[Collected data entries]
* * *
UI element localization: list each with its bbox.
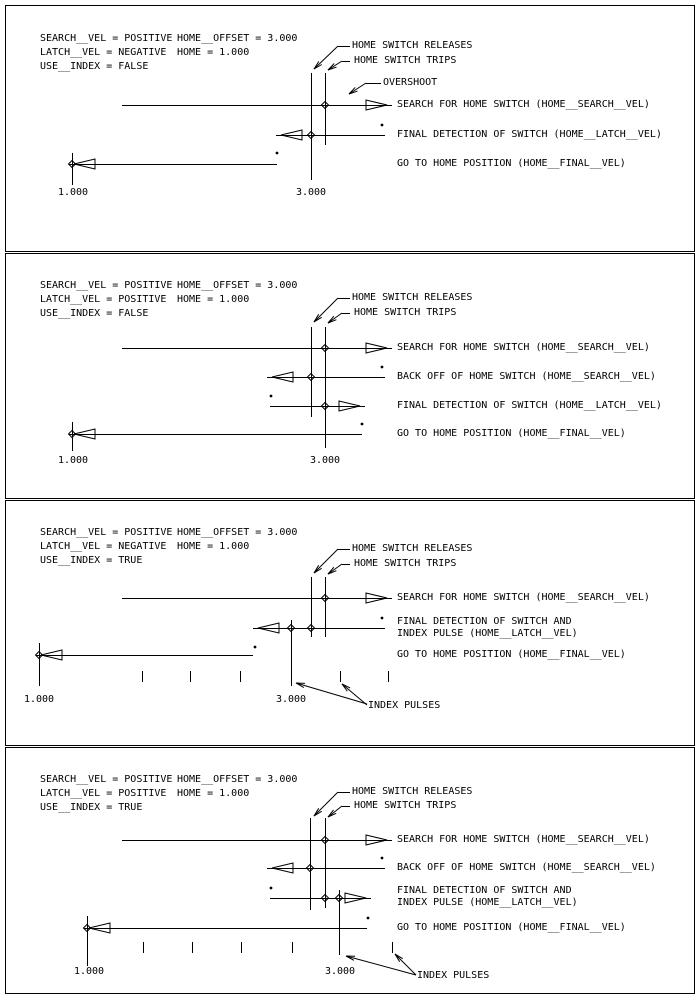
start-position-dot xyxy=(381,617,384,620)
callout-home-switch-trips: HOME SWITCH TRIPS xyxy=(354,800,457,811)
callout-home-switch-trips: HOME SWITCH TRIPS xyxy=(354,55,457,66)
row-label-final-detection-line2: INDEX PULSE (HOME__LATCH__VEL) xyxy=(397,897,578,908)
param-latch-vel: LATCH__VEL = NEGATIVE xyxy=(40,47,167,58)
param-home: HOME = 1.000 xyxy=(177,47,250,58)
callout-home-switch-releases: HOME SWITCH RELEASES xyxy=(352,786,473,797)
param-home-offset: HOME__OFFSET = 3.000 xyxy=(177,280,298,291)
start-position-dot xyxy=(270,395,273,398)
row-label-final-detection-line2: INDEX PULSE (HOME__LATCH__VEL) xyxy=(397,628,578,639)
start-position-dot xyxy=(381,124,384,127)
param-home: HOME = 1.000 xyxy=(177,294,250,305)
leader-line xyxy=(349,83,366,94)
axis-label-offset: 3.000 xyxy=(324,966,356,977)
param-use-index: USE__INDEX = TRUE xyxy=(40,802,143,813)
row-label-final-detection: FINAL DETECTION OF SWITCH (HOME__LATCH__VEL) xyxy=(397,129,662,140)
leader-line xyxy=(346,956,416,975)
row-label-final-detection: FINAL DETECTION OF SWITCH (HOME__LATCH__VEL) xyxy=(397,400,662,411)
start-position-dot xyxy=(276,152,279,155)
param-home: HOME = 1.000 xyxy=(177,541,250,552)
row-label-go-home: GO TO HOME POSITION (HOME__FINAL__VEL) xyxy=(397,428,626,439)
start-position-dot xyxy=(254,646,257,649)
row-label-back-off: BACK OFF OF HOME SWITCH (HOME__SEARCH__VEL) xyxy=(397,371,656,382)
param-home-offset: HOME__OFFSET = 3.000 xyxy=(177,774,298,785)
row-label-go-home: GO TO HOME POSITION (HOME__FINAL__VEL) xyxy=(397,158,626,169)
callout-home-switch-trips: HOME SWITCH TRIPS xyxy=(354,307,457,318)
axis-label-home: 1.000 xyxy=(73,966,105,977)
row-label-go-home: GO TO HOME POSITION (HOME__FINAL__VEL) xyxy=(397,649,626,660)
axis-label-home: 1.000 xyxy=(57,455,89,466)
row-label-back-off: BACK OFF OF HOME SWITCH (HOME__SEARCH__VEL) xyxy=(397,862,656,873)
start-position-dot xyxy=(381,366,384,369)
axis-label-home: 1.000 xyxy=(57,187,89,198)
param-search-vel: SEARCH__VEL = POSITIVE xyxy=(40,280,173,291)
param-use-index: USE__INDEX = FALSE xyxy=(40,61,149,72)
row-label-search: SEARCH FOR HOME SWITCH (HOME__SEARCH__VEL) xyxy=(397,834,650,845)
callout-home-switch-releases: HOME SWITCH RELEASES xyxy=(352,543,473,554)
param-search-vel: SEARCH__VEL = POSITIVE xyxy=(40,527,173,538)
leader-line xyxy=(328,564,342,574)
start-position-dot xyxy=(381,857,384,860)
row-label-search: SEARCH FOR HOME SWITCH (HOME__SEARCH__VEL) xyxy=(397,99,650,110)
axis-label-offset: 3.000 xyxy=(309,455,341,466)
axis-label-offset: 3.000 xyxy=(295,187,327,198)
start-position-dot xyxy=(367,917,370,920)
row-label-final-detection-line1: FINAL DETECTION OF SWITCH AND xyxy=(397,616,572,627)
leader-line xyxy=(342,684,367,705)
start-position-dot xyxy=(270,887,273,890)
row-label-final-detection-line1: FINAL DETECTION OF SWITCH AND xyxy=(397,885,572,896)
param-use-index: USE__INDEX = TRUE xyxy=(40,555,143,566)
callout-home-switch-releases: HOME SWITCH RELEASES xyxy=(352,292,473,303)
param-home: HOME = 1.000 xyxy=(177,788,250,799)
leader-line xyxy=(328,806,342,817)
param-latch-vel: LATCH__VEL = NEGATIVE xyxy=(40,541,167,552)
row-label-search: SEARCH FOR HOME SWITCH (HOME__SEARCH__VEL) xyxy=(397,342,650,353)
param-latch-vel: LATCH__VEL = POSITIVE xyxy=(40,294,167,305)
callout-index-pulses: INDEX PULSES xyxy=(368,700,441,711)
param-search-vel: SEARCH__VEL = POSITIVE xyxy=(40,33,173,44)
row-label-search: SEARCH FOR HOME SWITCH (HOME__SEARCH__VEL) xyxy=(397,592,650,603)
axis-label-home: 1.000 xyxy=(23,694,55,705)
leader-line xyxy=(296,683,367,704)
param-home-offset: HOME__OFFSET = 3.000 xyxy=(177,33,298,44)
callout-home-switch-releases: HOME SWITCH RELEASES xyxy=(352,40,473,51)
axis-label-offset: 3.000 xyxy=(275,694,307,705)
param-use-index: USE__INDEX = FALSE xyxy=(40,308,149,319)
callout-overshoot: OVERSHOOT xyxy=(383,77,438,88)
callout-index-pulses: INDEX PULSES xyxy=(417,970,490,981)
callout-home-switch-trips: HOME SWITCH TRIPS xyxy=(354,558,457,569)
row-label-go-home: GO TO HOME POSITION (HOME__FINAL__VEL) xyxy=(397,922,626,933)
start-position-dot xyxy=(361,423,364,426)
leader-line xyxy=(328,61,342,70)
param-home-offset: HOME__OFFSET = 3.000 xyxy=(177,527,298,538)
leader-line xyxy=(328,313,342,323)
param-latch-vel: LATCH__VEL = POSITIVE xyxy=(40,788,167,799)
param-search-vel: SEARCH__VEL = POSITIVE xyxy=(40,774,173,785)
* * *
Update the rows starting with the line with "start-position-dot xyxy=(381,617,384,620)" and going on through the line with "leader-line xyxy=(349,83,366,94)". Replace "HOME SWITCH TRIPS" with "HOME SWITCH ENGAGES" and leave everything else unchanged.

EXERCISE SOLUTION:
start-position-dot xyxy=(381,617,384,620)
callout-home-switch-trips: HOME SWITCH ENGAGES xyxy=(354,800,457,811)
callout-home-switch-trips: HOME SWITCH ENGAGES xyxy=(354,55,457,66)
row-label-final-detection-line2: INDEX PULSE (HOME__LATCH__VEL) xyxy=(397,897,578,908)
param-latch-vel: LATCH__VEL = NEGATIVE xyxy=(40,47,167,58)
param-home: HOME = 1.000 xyxy=(177,47,250,58)
callout-home-switch-releases: HOME SWITCH RELEASES xyxy=(352,786,473,797)
param-home-offset: HOME__OFFSET = 3.000 xyxy=(177,280,298,291)
start-position-dot xyxy=(270,395,273,398)
row-label-final-detection-line2: INDEX PULSE (HOME__LATCH__VEL) xyxy=(397,628,578,639)
start-position-dot xyxy=(381,124,384,127)
param-home: HOME = 1.000 xyxy=(177,294,250,305)
leader-line xyxy=(349,83,366,94)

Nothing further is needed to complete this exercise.